--- Source data ---
☆ ☆ ☆ ☆
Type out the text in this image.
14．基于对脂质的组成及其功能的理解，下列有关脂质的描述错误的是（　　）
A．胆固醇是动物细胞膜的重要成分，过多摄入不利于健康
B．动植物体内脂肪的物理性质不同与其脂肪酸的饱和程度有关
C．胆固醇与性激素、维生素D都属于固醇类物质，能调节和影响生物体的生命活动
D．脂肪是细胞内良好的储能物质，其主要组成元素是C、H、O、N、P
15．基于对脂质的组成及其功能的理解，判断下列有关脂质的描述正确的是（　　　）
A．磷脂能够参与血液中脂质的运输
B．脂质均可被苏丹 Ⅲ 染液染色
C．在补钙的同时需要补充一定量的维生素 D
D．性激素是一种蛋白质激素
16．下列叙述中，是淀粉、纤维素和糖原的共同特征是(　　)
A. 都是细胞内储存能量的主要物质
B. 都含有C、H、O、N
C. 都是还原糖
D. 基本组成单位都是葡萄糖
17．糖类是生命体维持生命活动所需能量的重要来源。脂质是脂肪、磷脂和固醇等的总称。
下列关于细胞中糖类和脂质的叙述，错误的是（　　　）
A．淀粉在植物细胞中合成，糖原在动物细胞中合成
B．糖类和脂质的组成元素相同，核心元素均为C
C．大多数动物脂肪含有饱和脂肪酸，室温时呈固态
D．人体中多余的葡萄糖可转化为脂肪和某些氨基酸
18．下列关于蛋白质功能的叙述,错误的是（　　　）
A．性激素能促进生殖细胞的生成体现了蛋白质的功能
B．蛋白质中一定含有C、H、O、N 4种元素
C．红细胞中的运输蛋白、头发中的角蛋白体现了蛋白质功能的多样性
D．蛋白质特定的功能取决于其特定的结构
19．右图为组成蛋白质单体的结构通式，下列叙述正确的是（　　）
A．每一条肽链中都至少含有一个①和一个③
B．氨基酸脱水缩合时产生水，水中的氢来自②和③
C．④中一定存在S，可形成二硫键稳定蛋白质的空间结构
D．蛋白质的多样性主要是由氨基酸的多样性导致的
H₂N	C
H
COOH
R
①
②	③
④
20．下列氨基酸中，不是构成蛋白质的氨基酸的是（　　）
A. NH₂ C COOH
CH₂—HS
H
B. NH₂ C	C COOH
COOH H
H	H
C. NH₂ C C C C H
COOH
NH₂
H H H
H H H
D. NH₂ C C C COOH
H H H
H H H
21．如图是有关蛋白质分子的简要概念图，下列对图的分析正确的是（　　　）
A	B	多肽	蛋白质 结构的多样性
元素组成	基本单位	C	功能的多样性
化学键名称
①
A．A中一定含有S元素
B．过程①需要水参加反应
☆ ☆ ☆ ☆
--- Task requirements ---
Go through the data and return every record exactly.

--- Written answer ---
Type out the text in this image.
14．基于对脂质的组成及其功能的理解，下列有关脂质的描述错误的是（　　）
A．胆固醇是动物细胞膜的重要成分，过多摄入不利于健康
B．动植物体内脂肪的物理性质不同与其脂肪酸的饱和程度有关
C．胆固醇与性激素、维生素D都属于固醇类物质，能调节和影响生物体的生命活动
D．脂肪是细胞内良好的储能物质，其主要组成元素是C、H、O、N、P
15．基于对脂质的组成及其功能的理解，判断下列有关脂质的描述正确的是（　　　）
A．磷脂能够参与血液中脂质的运输
B．脂质均可被苏丹 Ⅲ 染液染色
C．在补钙的同时需要补充一定量的维生素 D
D．性激素是一种蛋白质激素
16．下列叙述中，是淀粉、纤维素和糖原的共同特征是(　　)
A. 都是细胞内储存能量的主要物质
B. 都含有C、H、O、N
C. 都是还原糖
D. 基本组成单位都是葡萄糖
17．糖类是生命体维持生命活动所需能量的重要来源。脂质是脂肪、磷脂和固醇等的总称。
下列关于细胞中糖类和脂质的叙述，错误的是（　　　）
A．淀粉在植物细胞中合成，糖原在动物细胞中合成
B．糖类和脂质的组成元素相同，核心元素均为C
C．大多数动物脂肪含有饱和脂肪酸，室温时呈固态
D．人体中多余的葡萄糖可转化为脂肪和某些氨基酸
18．下列关于蛋白质功能的叙述,错误的是（　　　）
A．性激素能促进生殖细胞的生成体现了蛋白质的功能
B．蛋白质中一定含有C、H、O、N 4种元素
C．红细胞中的运输蛋白、头发中的角蛋白体现了蛋白质功能的多样性
D．蛋白质特定的功能取决于其特定的结构
19．右图为组成蛋白质单体的结构通式，下列叙述正确的是（　　）
A．每一条肽链中都至少含有一个①和一个③
B．氨基酸脱水缩合时产生水，水中的氢来自②和③
C．④中一定存在S，可形成二硫键稳定蛋白质的空间结构
D．蛋白质的多样性主要是由氨基酸的多样性导致的
H₂N	C
H
COOH
R
①
②	③
④
20．下列氨基酸中，不是构成蛋白质的氨基酸的是（　　）
A. NH₂ C COOH
CH₂—HS
H
B. NH₂ C	C COOH
COOH H
H	H
C. NH₂ C C C C H
COOH
NH₂
H H H
H H H
D. NH₂ C C C COOH
H H H
H H H
21．如图是有关蛋白质分子的简要概念图，下列对图的分析正确的是（　　　）
A	B	多肽	蛋白质 结构的多样性
元素组成	基本单位	C	功能的多样性
化学键名称
①
A．A中一定含有S元素
B．过程①需要水参加反应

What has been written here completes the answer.